Singular values indicate variance explained
% A nice characteristic of PCA is that the PCs define
% an orthogonal coordinate system. Because of this property,
% the incremental improvements with which the PCs approximate
% the data are exactly additive.
%
% (To see why, imagine you have a point that is located at (x,y,z).
% The squared distance to the origin is x^2+y^2+z^2.
% If we use the x-axis to approximate the point,
% the model fit is (x,0,0) and the remaining distance is
% y^2+z^2. If we then use the y-axis to approximate the point,
% the model fit is (x,y,0) and the remaining distance is
% z^2. Finally, if we use the z-axis to approximate the point,
% the model fit is (x,y,z) and there is zero remaining distance.
% Thus, due to the geometric properties of Euclidean space, all
% of the variance components add up exactly.)
%
% A little math can show that that the variance accounted
% for by individual principal components is given by the square of
% diagonal elements of the matrix S (which are also known as
% the singular values).
%
% The proportion of the total variance in a dataset that
% is accounted for by the first N PCs, where N ranges
% from 1 to the number of dimensions in the data can
% be calculated simply as
% cumsum(diag(S).^2) / sum(diag(S).^2) * 100.
% This sequence of percentages is useful when choosing
% a small number of PCs to summarize a dataset.
% We will see an example of this below.
Matrix reconstruction
% In data exploration, it is often useful to look at the big
% effects in the data. A quick and dirty technique is to identify
% a small number of PCs that define a subspace within which
% most of the data resides.
temp = unitlength(rand(100,9),1);
X = randnmulti(11,rand(1,9),temp'*temp);
[U,S,V] = svd(X,0);
varex = cumsum(diag(S).^2) / sum(diag(S).^2) * 100;
Xapproximate = [];
for p=1:size(X,2)

* GIVEN INFORMATION
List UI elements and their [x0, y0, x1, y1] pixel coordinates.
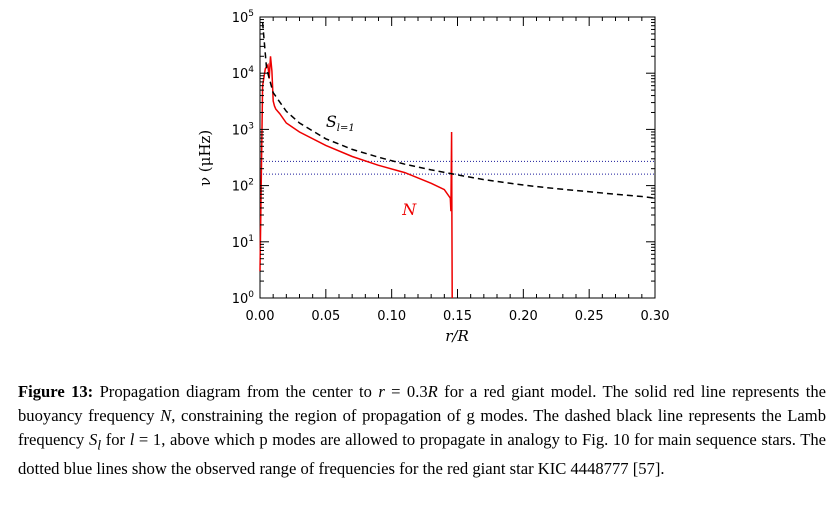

* TASK SET
a – Can you sum up the PCA excerpt in two sentences?
b – Could you carry on with the PCA walkthrough, picking up right after its last line?

* RESULTS OF THE EXERCISE
a – Because principal components define an orthogonal coordinate system, the variance each one explains adds up exactly, and that variance is the square of the corresponding singular value on the diagonal of S. The percentage of total variance explained by the first N components, computed as cumsum(diag(S).^2) / sum(diag(S).^2) * 100, helps in choosing a small number of components that capture the big effects in a dataset.

b –
% this is a nice trick for using the first p principal
% components to approximate the data matrix. we leave it
% to the reader to verify why this works.
Xapproximate(:,:,p) = U(:,1:p)*S(1:p,1:p)*V(:,1:p)';
end
mn = min(X(:));
mx = max(X(:));
figure; setfigurepos([100 100 500 500]);
for p=1:size(X,2)
subplot(3,3,p); hold on;
imagesc(Xapproximate(:,:,p),[mn mx]);
axis image; axis off;
title(sprintf('PC %d, %.1f%% Variance',p,varex(p)));
end
% What we have done here is to create a dataset (dimensions 11 x 9)
% and then use an increasing number of PCs to approximate the data.
% The full dataset corresponds to "PC 9" where we use all 9
% PCs to approximate the data. Notice that using just 3 PCs
% allows us to account for 92.9% of the variance in the original data.
%
% A useful next step might be to try and interpret the first 3 PCs
% and/or to visualize the data projected onto the first 3 PCs.
% If we gained an understanding of what is happening in the
% first 3 PCs of the data, it would probably be safe to deem that we
% have a good understanding of the data.
I really like how you explain the PCA analysis in a simple/lucid manner with illustrative matlab examples! Keep up the good work and it would be great to see more posts about different statistical techniques!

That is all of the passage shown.